WRITTEN TASK ▸ Word for word, retype every entry in the listing.

Records from a dataset

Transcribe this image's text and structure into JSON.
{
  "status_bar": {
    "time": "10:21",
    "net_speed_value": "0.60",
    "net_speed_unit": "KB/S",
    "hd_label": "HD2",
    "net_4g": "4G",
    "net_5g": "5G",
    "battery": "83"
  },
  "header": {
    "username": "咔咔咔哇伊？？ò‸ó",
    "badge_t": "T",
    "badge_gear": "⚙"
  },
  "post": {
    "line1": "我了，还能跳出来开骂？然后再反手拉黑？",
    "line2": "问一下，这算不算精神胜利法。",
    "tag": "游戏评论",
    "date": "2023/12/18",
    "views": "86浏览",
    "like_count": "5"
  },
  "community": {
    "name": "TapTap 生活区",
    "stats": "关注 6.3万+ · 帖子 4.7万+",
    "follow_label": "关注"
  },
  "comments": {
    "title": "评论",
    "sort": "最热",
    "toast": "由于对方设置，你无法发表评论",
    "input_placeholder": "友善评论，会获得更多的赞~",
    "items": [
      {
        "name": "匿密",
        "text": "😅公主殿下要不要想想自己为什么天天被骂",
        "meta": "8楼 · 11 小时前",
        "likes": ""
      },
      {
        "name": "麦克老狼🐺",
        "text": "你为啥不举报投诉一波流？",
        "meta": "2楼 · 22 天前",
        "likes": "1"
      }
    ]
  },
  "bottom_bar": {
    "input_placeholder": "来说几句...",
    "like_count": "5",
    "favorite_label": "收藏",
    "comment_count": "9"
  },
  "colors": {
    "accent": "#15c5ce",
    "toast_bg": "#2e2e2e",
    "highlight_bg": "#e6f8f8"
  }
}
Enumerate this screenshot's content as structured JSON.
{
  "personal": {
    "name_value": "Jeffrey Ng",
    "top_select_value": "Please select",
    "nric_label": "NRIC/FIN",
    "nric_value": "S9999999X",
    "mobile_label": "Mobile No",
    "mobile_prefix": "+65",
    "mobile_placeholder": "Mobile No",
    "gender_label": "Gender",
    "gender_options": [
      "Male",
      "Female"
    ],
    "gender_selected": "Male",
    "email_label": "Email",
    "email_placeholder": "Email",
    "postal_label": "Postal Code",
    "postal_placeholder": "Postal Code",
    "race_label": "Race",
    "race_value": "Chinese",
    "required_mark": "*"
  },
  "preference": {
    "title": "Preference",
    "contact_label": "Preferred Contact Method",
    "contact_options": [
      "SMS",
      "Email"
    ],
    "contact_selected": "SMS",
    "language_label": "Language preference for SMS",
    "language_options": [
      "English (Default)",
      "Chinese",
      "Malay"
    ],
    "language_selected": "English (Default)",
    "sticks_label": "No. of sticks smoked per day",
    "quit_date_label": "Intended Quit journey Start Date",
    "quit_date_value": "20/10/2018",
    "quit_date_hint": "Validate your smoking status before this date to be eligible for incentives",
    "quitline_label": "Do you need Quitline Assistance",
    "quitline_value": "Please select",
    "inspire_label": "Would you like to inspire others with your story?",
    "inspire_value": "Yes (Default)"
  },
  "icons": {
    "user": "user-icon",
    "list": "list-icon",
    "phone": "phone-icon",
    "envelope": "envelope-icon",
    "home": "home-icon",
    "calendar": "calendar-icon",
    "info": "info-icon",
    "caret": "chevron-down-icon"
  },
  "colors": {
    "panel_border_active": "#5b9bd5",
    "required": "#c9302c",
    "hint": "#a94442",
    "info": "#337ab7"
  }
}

FINAL RESULT ▸
Transcribe this image's text and structure into JSON.
{
  "status_bar": {
    "time": "10:21",
    "net_speed_value": "0.60",
    "net_speed_unit": "KB/S",
    "hd_label": "HD2",
    "net_4g": "4G",
    "net_5g": "5G",
    "battery": "83"
  },
  "header": {
    "username": "咔咔咔哇伊？？ò‸ó",
    "badge_t": "T",
    "badge_gear": "⚙"
  },
  "post": {
    "line1": "我了，还能跳出来开骂？然后再反手拉黑？",
    "line2": "问一下，这算不算精神胜利法。",
    "tag": "游戏评论",
    "date": "2023/12/18",
    "views": "86浏览",
    "like_count": "5"
  },
  "community": {
    "name": "TapTap 生活区",
    "stats": "关注 6.3万+ · 帖子 4.7万+",
    "follow_label": "关注"
  },
  "comments": {
    "title": "评论",
    "sort": "最热",
    "toast": "由于对方设置，你无法发表评论",
    "input_placeholder": "友善评论，会获得更多的赞~",
    "items": [
      {
        "name": "匿密",
        "text": "😅公主殿下要不要想想自己为什么天天被骂",
        "meta": "8楼 · 11 小时前",
        "likes": ""
      },
      {
        "name": "麦克老狼🐺",
        "text": "你为啥不举报投诉一波流？",
        "meta": "2楼 · 22 天前",
        "likes": "1"
      }
    ]
  },
  "bottom_bar": {
    "input_placeholder": "来说几句...",
    "like_count": "5",
    "favorite_label": "收藏",
    "comment_count": "9"
  },
  "colors": {
    "accent": "#15c5ce",
    "toast_bg": "#2e2e2e",
    "highlight_bg": "#e6f8f8"
  }
}
Enumerate this screenshot's content as structured JSON.
{
  "personal": {
    "name_value": "Jeffrey Ng",
    "top_select_value": "Please select",
    "nric_label": "NRIC/FIN",
    "nric_value": "S9999999X",
    "mobile_label": "Mobile No",
    "mobile_prefix": "+65",
    "mobile_placeholder": "Mobile No",
    "gender_label": "Gender",
    "gender_options": [
      "Male",
      "Female"
    ],
    "gender_selected": "Male",
    "email_label": "Email",
    "email_placeholder": "Email",
    "postal_label": "Postal Code",
    "postal_placeholder": "Postal Code",
    "race_label": "Race",
    "race_value": "Chinese",
    "required_mark": "*"
  },
  "preference": {
    "title": "Preference",
    "contact_label": "Preferred Contact Method",
    "contact_options": [
      "SMS",
      "Email"
    ],
    "contact_selected": "SMS",
    "language_label": "Language preference for SMS",
    "language_options": [
      "English (Default)",
      "Chinese",
      "Malay"
    ],
    "language_selected": "English (Default)",
    "sticks_label": "No. of sticks smoked per day",
    "quit_date_label": "Intended Quit journey Start Date",
    "quit_date_value": "20/10/2018",
    "quit_date_hint": "Validate your smoking status before this date to be eligible for incentives",
    "quitline_label": "Do you need Quitline Assistance",
    "quitline_value": "Please select",
    "inspire_label": "Would you like to inspire others with your story?",
    "inspire_value": "Yes (Default)"
  },
  "icons": {
    "user": "user-icon",
    "list": "list-icon",
    "phone": "phone-icon",
    "envelope": "envelope-icon",
    "home": "home-icon",
    "calendar": "calendar-icon",
    "info": "info-icon",
    "caret": "chevron-down-icon"
  },
  "colors": {
    "panel_border_active": "#5b9bd5",
    "required": "#c9302c",
    "hint": "#a94442",
    "info": "#337ab7"
  }
}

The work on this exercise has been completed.